What is the number of lines containing the word "time"? Give that number alone.
+++
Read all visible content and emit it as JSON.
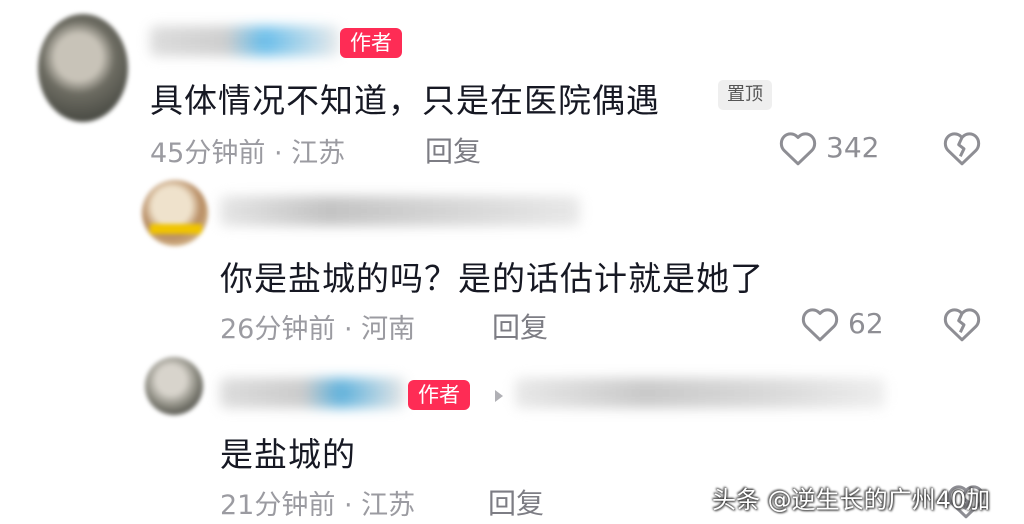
{
  "comments": [
    {
      "author_tag": "作者",
      "text": "具体情况不知道，只是在医院偶遇",
      "pinned_label": "置顶",
      "time": "45分钟前 · 江苏",
      "reply_label": "回复",
      "likes": "342"
    },
    {
      "text": "你是盐城的吗？是的话估计就是她了",
      "time": "26分钟前 · 河南",
      "reply_label": "回复",
      "likes": "62"
    },
    {
      "author_tag": "作者",
      "text": "是盐城的",
      "time": "21分钟前 · 江苏",
      "reply_label": "回复"
    }
  ],
  "watermark": "头条 @逆生长的广州40加",
  "icons": [
    "heart-outline-icon",
    "broken-heart-icon",
    "reply-arrow-icon"
  ],
  "colors": {
    "author_tag_bg": "#fe2c55",
    "text": "#161823",
    "meta": "#9b9ba1"
  }
}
+++
Response to the task →
3